### EXERCISE INSTRUCTIONS:
Give every line back verbatim, dropping all images.

◆ ◆ ◆ ◆ ◆

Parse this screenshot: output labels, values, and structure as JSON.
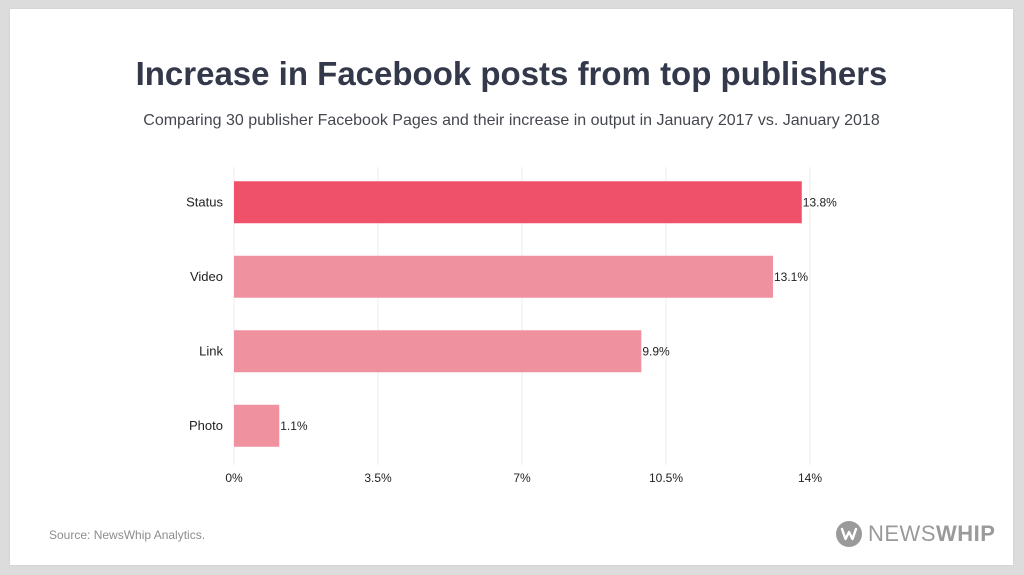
{
  "title": "Increase in Facebook posts from top publishers",
  "subtitle": "Comparing 30 publisher Facebook Pages and their increase in output in January 2017 vs. January 2018",
  "source": "Source: NewsWhip Analytics.",
  "logo": {
    "text_light": "NEWS",
    "text_bold": "WHIP",
    "mark_letter": "W"
  },
  "colors": {
    "highlight": "#ef516a",
    "bar": "#f0919f",
    "grid": "#eeeeee",
    "text": "#222222"
  },
  "chart_data": {
    "type": "bar",
    "orientation": "horizontal",
    "title": "Increase in Facebook posts from top publishers",
    "subtitle": "Comparing 30 publisher Facebook Pages and their increase in output in January 2017 vs. January 2018",
    "xlabel": "",
    "ylabel": "",
    "categories": [
      "Status",
      "Video",
      "Link",
      "Photo"
    ],
    "values": [
      13.8,
      13.1,
      9.9,
      1.1
    ],
    "value_labels": [
      "13.8%",
      "13.1%",
      "9.9%",
      "1.1%"
    ],
    "highlighted": [
      "Status"
    ],
    "xlim": [
      0,
      14
    ],
    "xticks": [
      0,
      3.5,
      7,
      10.5,
      14
    ],
    "xtick_labels": [
      "0%",
      "3.5%",
      "7%",
      "10.5%",
      "14%"
    ],
    "grid": "vertical",
    "legend": "none"
  }
}
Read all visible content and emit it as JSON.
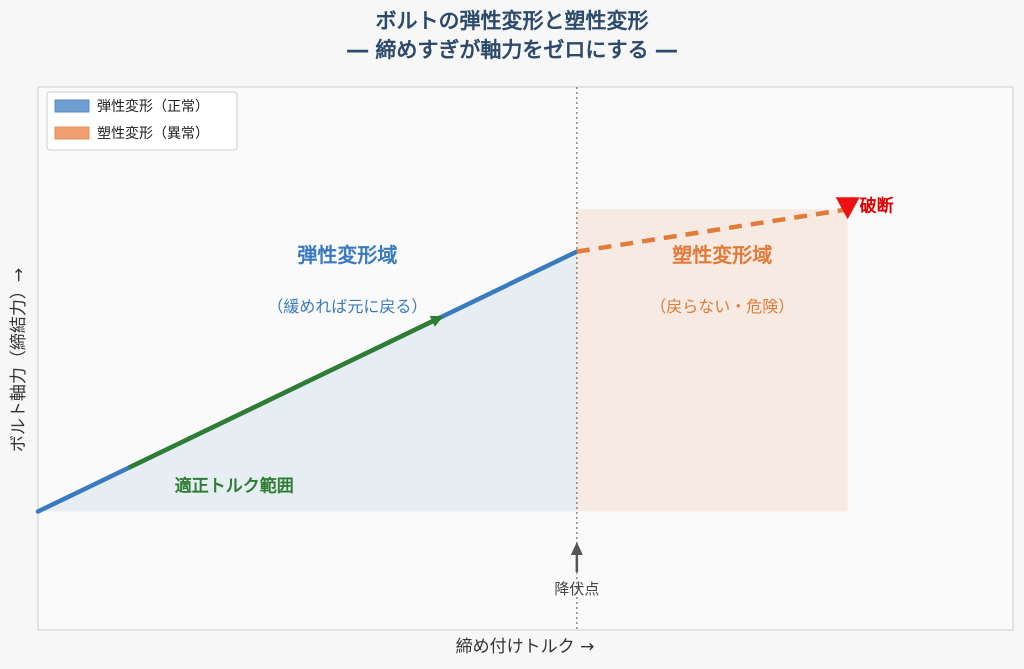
{
  "chart_data": {
    "type": "line",
    "title": "ボルトの弾性変形と塑性変形",
    "subtitle": "― 締めすぎが軸力をゼロにする ―",
    "xlabel": "締め付けトルク →",
    "ylabel": "ボルト軸力（締結力）→",
    "xlim": [
      0,
      100
    ],
    "ylim": [
      0,
      100
    ],
    "grid": false,
    "legend_position": "top-left",
    "legend": [
      {
        "label": "弾性変形（正常）",
        "color": "#6f9fd1"
      },
      {
        "label": "塑性変形（異常）",
        "color": "#f0a070"
      }
    ],
    "series": [
      {
        "style": "solid",
        "color": "#3a7bbf",
        "points": [
          [
            0,
            16.7
          ],
          [
            56.9,
            72
          ]
        ]
      },
      {
        "style": "dashed",
        "color": "#e07b39",
        "points": [
          [
            56.9,
            72
          ],
          [
            85.5,
            81
          ]
        ]
      }
    ],
    "ranges": [
      {
        "label": "適正トルク範囲",
        "color": "#2e7d32",
        "x": [
          9.6,
          42.4
        ]
      }
    ],
    "regions": [
      {
        "title": "弾性変形域",
        "subtitle": "（緩めれば元に戻る）",
        "color": "#3a7bbf",
        "x": [
          0,
          56.9
        ]
      },
      {
        "title": "塑性変形域",
        "subtitle": "（戻らない・危険）",
        "color": "#e07b39",
        "x": [
          56.9,
          85.5
        ]
      }
    ],
    "annotations": [
      {
        "label": "降伏点",
        "x": 56.9
      },
      {
        "label": "破断",
        "x": 85.5,
        "y": 81,
        "color": "#dd0000"
      }
    ]
  }
}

◆ ◆ ◆ ◆ ◆

### CORRECT RESPONSE:
Parse this screenshot: output labels, values, and structure as JSON.
{
  "title": "Increase in Facebook posts from top publishers",
  "subtitle": "Comparing 30 publisher Facebook Pages and their increase in output in January 2017 vs. January 2018",
  "source": "Source: NewsWhip Analytics.",
  "logo": {
    "text_light": "NEWS",
    "text_bold": "WHIP",
    "mark_letter": "W"
  },
  "colors": {
    "highlight": "#ef516a",
    "bar": "#f0919f",
    "grid": "#eeeeee",
    "text": "#222222"
  },
  "chart_data": {
    "type": "bar",
    "orientation": "horizontal",
    "title": "Increase in Facebook posts from top publishers",
    "subtitle": "Comparing 30 publisher Facebook Pages and their increase in output in January 2017 vs. January 2018",
    "xlabel": "",
    "ylabel": "",
    "categories": [
      "Status",
      "Video",
      "Link",
      "Photo"
    ],
    "values": [
      13.8,
      13.1,
      9.9,
      1.1
    ],
    "value_labels": [
      "13.8%",
      "13.1%",
      "9.9%",
      "1.1%"
    ],
    "highlighted": [
      "Status"
    ],
    "xlim": [
      0,
      14
    ],
    "xticks": [
      0,
      3.5,
      7,
      10.5,
      14
    ],
    "xtick_labels": [
      "0%",
      "3.5%",
      "7%",
      "10.5%",
      "14%"
    ],
    "grid": "vertical",
    "legend": "none"
  }
}
Read all visible content and emit it as JSON.
{
  "chart_data": {
    "type": "line",
    "title": "ボルトの弾性変形と塑性変形",
    "subtitle": "― 締めすぎが軸力をゼロにする ―",
    "xlabel": "締め付けトルク →",
    "ylabel": "ボルト軸力（締結力）→",
    "xlim": [
      0,
      100
    ],
    "ylim": [
      0,
      100
    ],
    "grid": false,
    "legend_position": "top-left",
    "legend": [
      {
        "label": "弾性変形（正常）",
        "color": "#6f9fd1"
      },
      {
        "label": "塑性変形（異常）",
        "color": "#f0a070"
      }
    ],
    "series": [
      {
        "style": "solid",
        "color": "#3a7bbf",
        "points": [
          [
            0,
            16.7
          ],
          [
            56.9,
            72
          ]
        ]
      },
      {
        "style": "dashed",
        "color": "#e07b39",
        "points": [
          [
            56.9,
            72
          ],
          [
            85.5,
            81
          ]
        ]
      }
    ],
    "ranges": [
      {
        "label": "適正トルク範囲",
        "color": "#2e7d32",
        "x": [
          9.6,
          42.4
        ]
      }
    ],
    "regions": [
      {
        "title": "弾性変形域",
        "subtitle": "（緩めれば元に戻る）",
        "color": "#3a7bbf",
        "x": [
          0,
          56.9
        ]
      },
      {
        "title": "塑性変形域",
        "subtitle": "（戻らない・危険）",
        "color": "#e07b39",
        "x": [
          56.9,
          85.5
        ]
      }
    ],
    "annotations": [
      {
        "label": "降伏点",
        "x": 56.9
      },
      {
        "label": "破断",
        "x": 85.5,
        "y": 81,
        "color": "#dd0000"
      }
    ]
  }
}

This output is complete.